### What the task requires
Your copy should begin at the line containing "Give me the" and end at the last line of the records; transcribe those lines exactly and leave out every picture.

### The records
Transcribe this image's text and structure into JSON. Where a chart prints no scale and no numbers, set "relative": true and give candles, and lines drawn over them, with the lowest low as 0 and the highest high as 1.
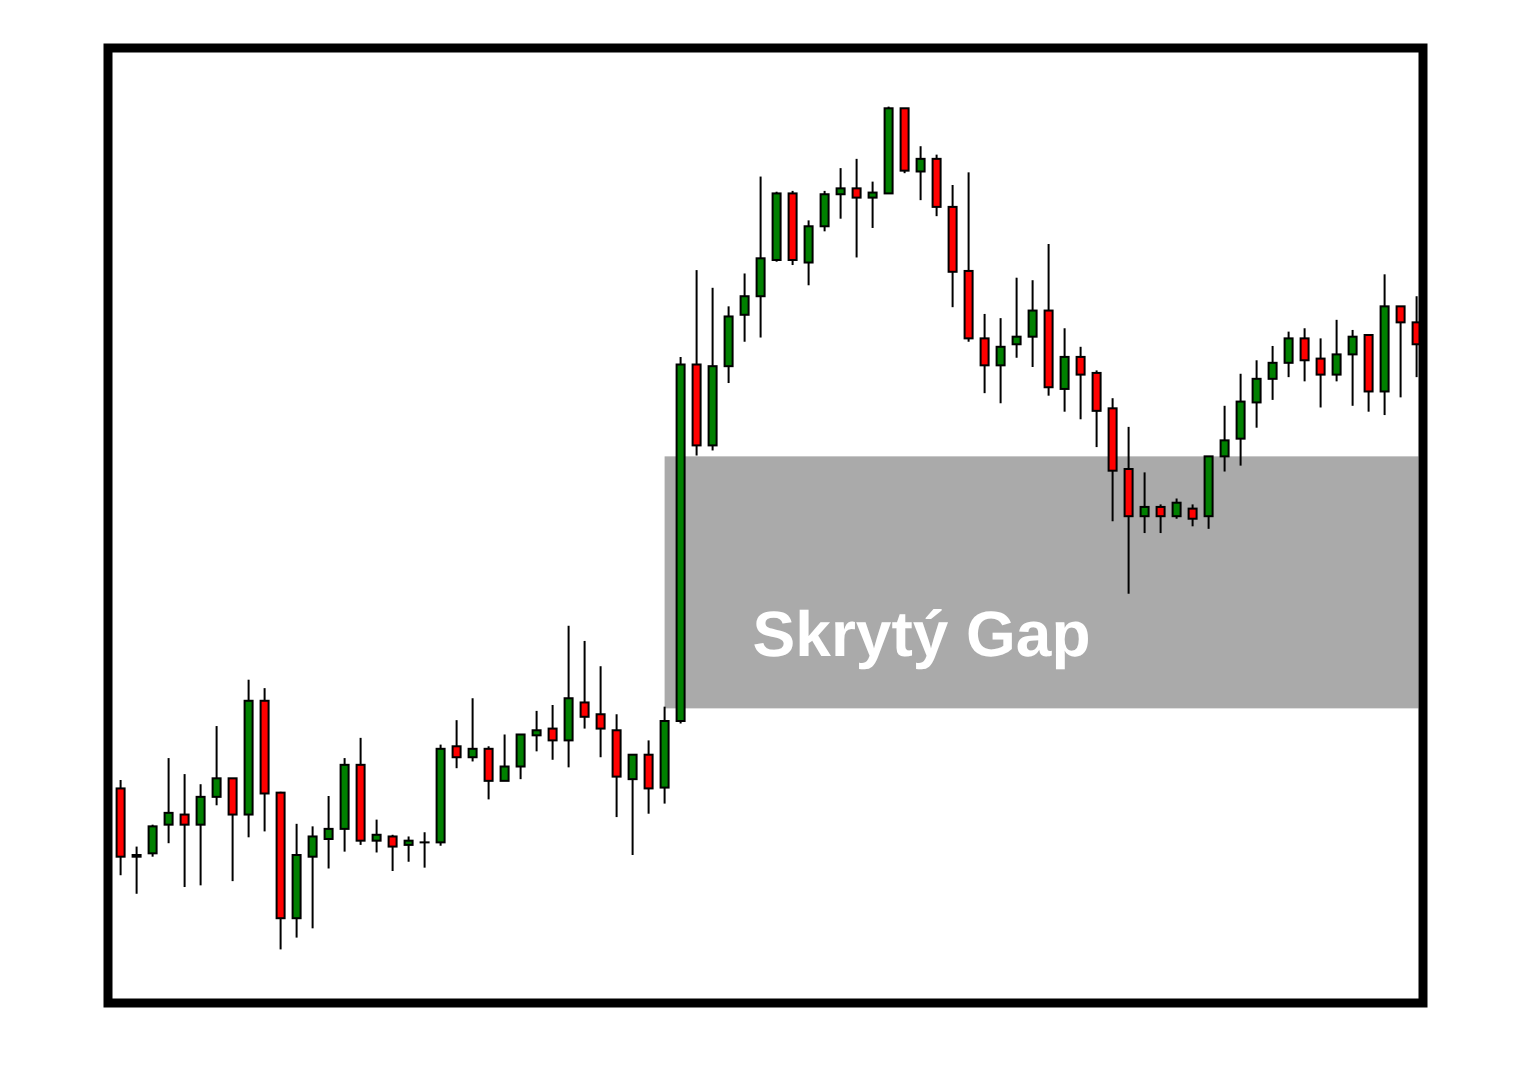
{
  "chart_data": {
    "type": "candlestick",
    "relative": true,
    "categories": [
      null,
      null,
      null,
      null,
      null,
      null,
      null,
      null,
      null,
      null,
      null,
      null,
      null,
      null,
      null,
      null,
      null,
      null,
      null,
      null,
      null,
      null,
      null,
      null,
      null,
      null,
      null,
      null,
      null,
      null,
      null,
      null,
      null,
      null,
      null,
      null,
      null,
      null,
      null,
      null,
      null,
      null,
      null,
      null,
      null,
      null,
      null,
      null,
      null,
      null,
      null,
      null,
      null,
      null,
      null,
      null,
      null,
      null,
      null,
      null,
      null,
      null,
      null,
      null,
      null,
      null,
      null,
      null,
      null,
      null,
      null,
      null,
      null,
      null,
      null,
      null,
      null,
      null,
      null,
      null,
      null,
      null
    ],
    "ohlc": [
      [
        0.191,
        0.201,
        0.088,
        0.11
      ],
      [
        0.11,
        0.122,
        0.066,
        0.112
      ],
      [
        0.114,
        0.148,
        0.11,
        0.146
      ],
      [
        0.148,
        0.227,
        0.126,
        0.162
      ],
      [
        0.16,
        0.208,
        0.074,
        0.148
      ],
      [
        0.148,
        0.196,
        0.076,
        0.181
      ],
      [
        0.181,
        0.265,
        0.171,
        0.203
      ],
      [
        0.203,
        0.203,
        0.081,
        0.16
      ],
      [
        0.16,
        0.32,
        0.133,
        0.295
      ],
      [
        0.295,
        0.31,
        0.14,
        0.185
      ],
      [
        0.186,
        0.187,
        0,
        0.037
      ],
      [
        0.037,
        0.149,
        0.014,
        0.112
      ],
      [
        0.11,
        0.146,
        0.025,
        0.134
      ],
      [
        0.131,
        0.182,
        0.096,
        0.143
      ],
      [
        0.143,
        0.227,
        0.116,
        0.219
      ],
      [
        0.219,
        0.251,
        0.124,
        0.129
      ],
      [
        0.129,
        0.154,
        0.115,
        0.136
      ],
      [
        0.134,
        0.136,
        0.093,
        0.122
      ],
      [
        0.124,
        0.134,
        0.104,
        0.129
      ],
      [
        0.127,
        0.139,
        0.097,
        0.127
      ],
      [
        0.127,
        0.243,
        0.123,
        0.238
      ],
      [
        0.241,
        0.272,
        0.215,
        0.228
      ],
      [
        0.228,
        0.298,
        0.223,
        0.238
      ],
      [
        0.238,
        0.241,
        0.178,
        0.2
      ],
      [
        0.2,
        0.255,
        0.2,
        0.217
      ],
      [
        0.217,
        0.255,
        0.202,
        0.255
      ],
      [
        0.254,
        0.283,
        0.235,
        0.26
      ],
      [
        0.262,
        0.29,
        0.225,
        0.248
      ],
      [
        0.248,
        0.384,
        0.216,
        0.298
      ],
      [
        0.293,
        0.366,
        0.262,
        0.276
      ],
      [
        0.279,
        0.336,
        0.228,
        0.262
      ],
      [
        0.26,
        0.279,
        0.157,
        0.205
      ],
      [
        0.202,
        0.231,
        0.112,
        0.231
      ],
      [
        0.231,
        0.248,
        0.161,
        0.191
      ],
      [
        0.192,
        0.288,
        0.173,
        0.271
      ],
      [
        0.271,
        0.703,
        0.268,
        0.694
      ],
      [
        0.694,
        0.806,
        0.586,
        0.598
      ],
      [
        0.598,
        0.785,
        0.592,
        0.692
      ],
      [
        0.692,
        0.763,
        0.672,
        0.751
      ],
      [
        0.753,
        0.802,
        0.721,
        0.775
      ],
      [
        0.775,
        0.917,
        0.726,
        0.82
      ],
      [
        0.818,
        0.899,
        0.816,
        0.897
      ],
      [
        0.897,
        0.9,
        0.812,
        0.818
      ],
      [
        0.815,
        0.865,
        0.788,
        0.858
      ],
      [
        0.858,
        0.9,
        0.852,
        0.896
      ],
      [
        0.896,
        0.927,
        0.867,
        0.903
      ],
      [
        0.903,
        0.938,
        0.821,
        0.892
      ],
      [
        0.892,
        0.911,
        0.856,
        0.898
      ],
      [
        0.897,
        1,
        0.897,
        0.998
      ],
      [
        0.998,
        0.998,
        0.921,
        0.924
      ],
      [
        0.923,
        0.953,
        0.889,
        0.938
      ],
      [
        0.938,
        0.943,
        0.87,
        0.881
      ],
      [
        0.881,
        0.907,
        0.762,
        0.804
      ],
      [
        0.805,
        0.922,
        0.721,
        0.725
      ],
      [
        0.725,
        0.754,
        0.66,
        0.693
      ],
      [
        0.693,
        0.749,
        0.648,
        0.715
      ],
      [
        0.718,
        0.797,
        0.702,
        0.727
      ],
      [
        0.727,
        0.794,
        0.691,
        0.758
      ],
      [
        0.758,
        0.837,
        0.657,
        0.667
      ],
      [
        0.665,
        0.737,
        0.638,
        0.703
      ],
      [
        0.703,
        0.715,
        0.629,
        0.682
      ],
      [
        0.684,
        0.687,
        0.596,
        0.639
      ],
      [
        0.642,
        0.654,
        0.508,
        0.568
      ],
      [
        0.57,
        0.62,
        0.422,
        0.514
      ],
      [
        0.514,
        0.566,
        0.494,
        0.525
      ],
      [
        0.525,
        0.528,
        0.494,
        0.514
      ],
      [
        0.514,
        0.535,
        0.511,
        0.53
      ],
      [
        0.523,
        0.528,
        0.502,
        0.511
      ],
      [
        0.514,
        0.585,
        0.499,
        0.585
      ],
      [
        0.585,
        0.645,
        0.567,
        0.604
      ],
      [
        0.606,
        0.683,
        0.574,
        0.65
      ],
      [
        0.649,
        0.699,
        0.619,
        0.677
      ],
      [
        0.677,
        0.716,
        0.652,
        0.696
      ],
      [
        0.696,
        0.733,
        0.679,
        0.725
      ],
      [
        0.725,
        0.737,
        0.674,
        0.699
      ],
      [
        0.701,
        0.725,
        0.643,
        0.682
      ],
      [
        0.682,
        0.747,
        0.674,
        0.706
      ],
      [
        0.706,
        0.735,
        0.645,
        0.727
      ],
      [
        0.729,
        0.729,
        0.638,
        0.662
      ],
      [
        0.662,
        0.801,
        0.634,
        0.763
      ],
      [
        0.763,
        0.763,
        0.655,
        0.744
      ],
      [
        0.744,
        0.775,
        0.679,
        0.718
      ]
    ],
    "colors": [
      "#ff0000",
      "#008000",
      "#008000",
      "#008000",
      "#ff0000",
      "#008000",
      "#008000",
      "#ff0000",
      "#008000",
      "#ff0000",
      "#ff0000",
      "#008000",
      "#008000",
      "#008000",
      "#008000",
      "#ff0000",
      "#008000",
      "#ff0000",
      "#008000",
      "#008000",
      "#008000",
      "#ff0000",
      "#008000",
      "#ff0000",
      "#008000",
      "#008000",
      "#008000",
      "#ff0000",
      "#008000",
      "#ff0000",
      "#ff0000",
      "#ff0000",
      "#008000",
      "#ff0000",
      "#008000",
      "#008000",
      "#ff0000",
      "#008000",
      "#008000",
      "#008000",
      "#008000",
      "#008000",
      "#ff0000",
      "#008000",
      "#008000",
      "#008000",
      "#ff0000",
      "#008000",
      "#008000",
      "#ff0000",
      "#008000",
      "#ff0000",
      "#ff0000",
      "#ff0000",
      "#ff0000",
      "#008000",
      "#008000",
      "#008000",
      "#ff0000",
      "#008000",
      "#ff0000",
      "#ff0000",
      "#ff0000",
      "#ff0000",
      "#008000",
      "#ff0000",
      "#008000",
      "#ff0000",
      "#008000",
      "#008000",
      "#008000",
      "#008000",
      "#008000",
      "#008000",
      "#ff0000",
      "#ff0000",
      "#008000",
      "#008000",
      "#ff0000",
      "#008000",
      "#ff0000",
      "#ff0000"
    ],
    "bands": [
      {
        "axis": "y",
        "from": 0.286,
        "to": 0.585,
        "label": "Skrytý Gap",
        "color": "#aaaaaa"
      }
    ]
  }
}
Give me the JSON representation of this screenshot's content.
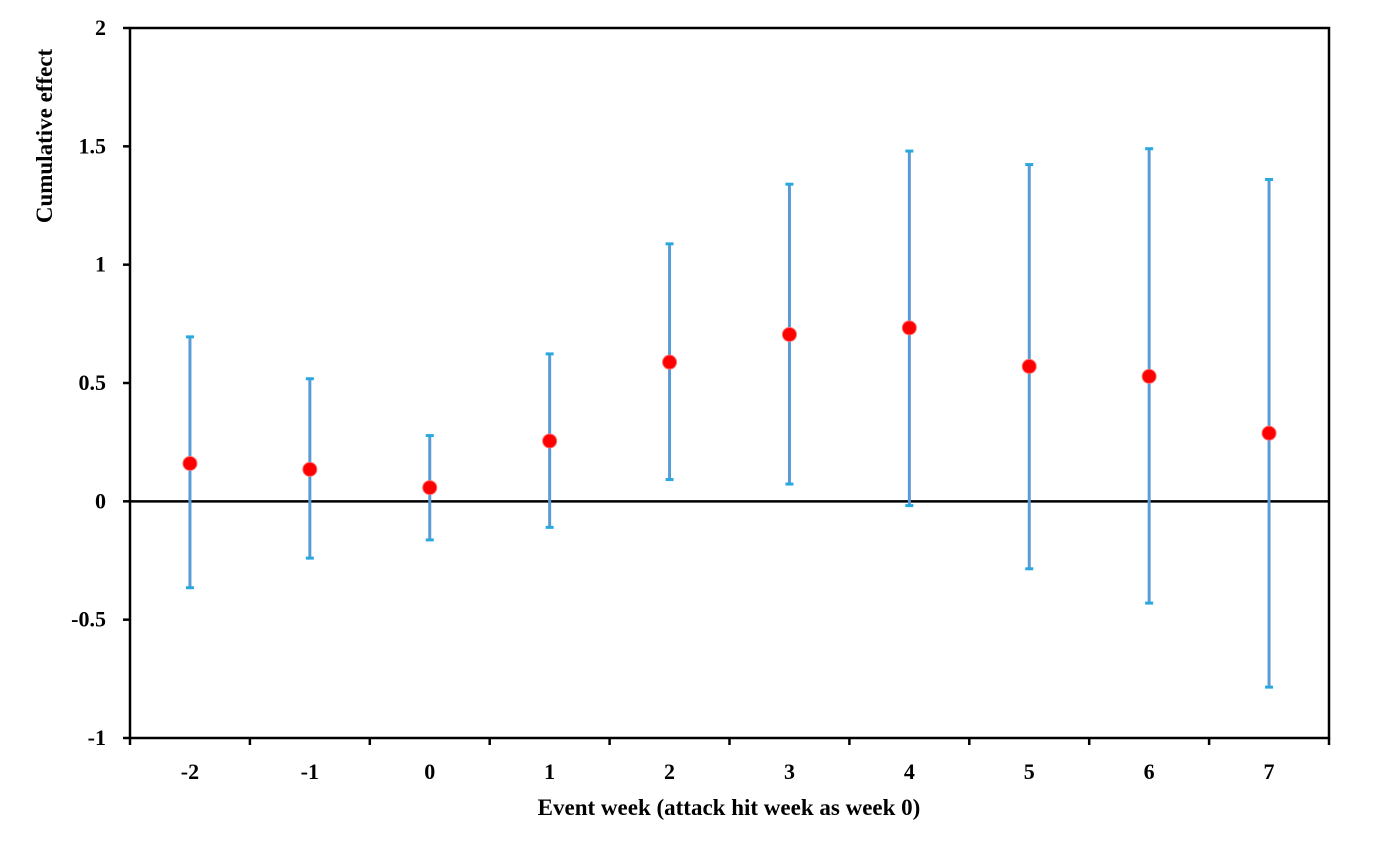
{
  "chart_data": {
    "type": "scatter",
    "title": "",
    "xlabel": "Event week (attack hit week as week 0)",
    "ylabel": "Cumulative effect",
    "categories": [
      "-2",
      "-1",
      "0",
      "1",
      "2",
      "3",
      "4",
      "5",
      "6",
      "7"
    ],
    "series": [
      {
        "values": [
          0.16,
          0.135,
          0.058,
          0.255,
          0.588,
          0.705,
          0.733,
          0.57,
          0.528,
          0.288
        ],
        "lower": [
          -0.365,
          -0.24,
          -0.163,
          -0.11,
          0.092,
          0.073,
          -0.018,
          -0.285,
          -0.43,
          -0.785
        ],
        "upper": [
          0.695,
          0.518,
          0.278,
          0.623,
          1.088,
          1.34,
          1.48,
          1.423,
          1.49,
          1.36
        ]
      }
    ],
    "ylim": [
      -1,
      2
    ],
    "yticks": [
      "-1",
      "-0.5",
      "0",
      "0.5",
      "1",
      "1.5",
      "2"
    ],
    "grid": false,
    "legend": "none",
    "colors": {
      "point": "#ff0000",
      "error_bar": "#5b9bd5",
      "cap": "#29a8e0",
      "axis": "#000000"
    }
  }
}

### Correct answer
Give me the JSON representation of this screenshot's content.
{
  "chart_data": {
    "type": "scatter",
    "title": "",
    "xlabel": "Event week (attack hit week as week 0)",
    "ylabel": "Cumulative effect",
    "categories": [
      "-2",
      "-1",
      "0",
      "1",
      "2",
      "3",
      "4",
      "5",
      "6",
      "7"
    ],
    "series": [
      {
        "values": [
          0.16,
          0.135,
          0.058,
          0.255,
          0.588,
          0.705,
          0.733,
          0.57,
          0.528,
          0.288
        ],
        "lower": [
          -0.365,
          -0.24,
          -0.163,
          -0.11,
          0.092,
          0.073,
          -0.018,
          -0.285,
          -0.43,
          -0.785
        ],
        "upper": [
          0.695,
          0.518,
          0.278,
          0.623,
          1.088,
          1.34,
          1.48,
          1.423,
          1.49,
          1.36
        ]
      }
    ],
    "ylim": [
      -1,
      2
    ],
    "yticks": [
      "-1",
      "-0.5",
      "0",
      "0.5",
      "1",
      "1.5",
      "2"
    ],
    "grid": false,
    "legend": "none",
    "colors": {
      "point": "#ff0000",
      "error_bar": "#5b9bd5",
      "cap": "#29a8e0",
      "axis": "#000000"
    }
  }
}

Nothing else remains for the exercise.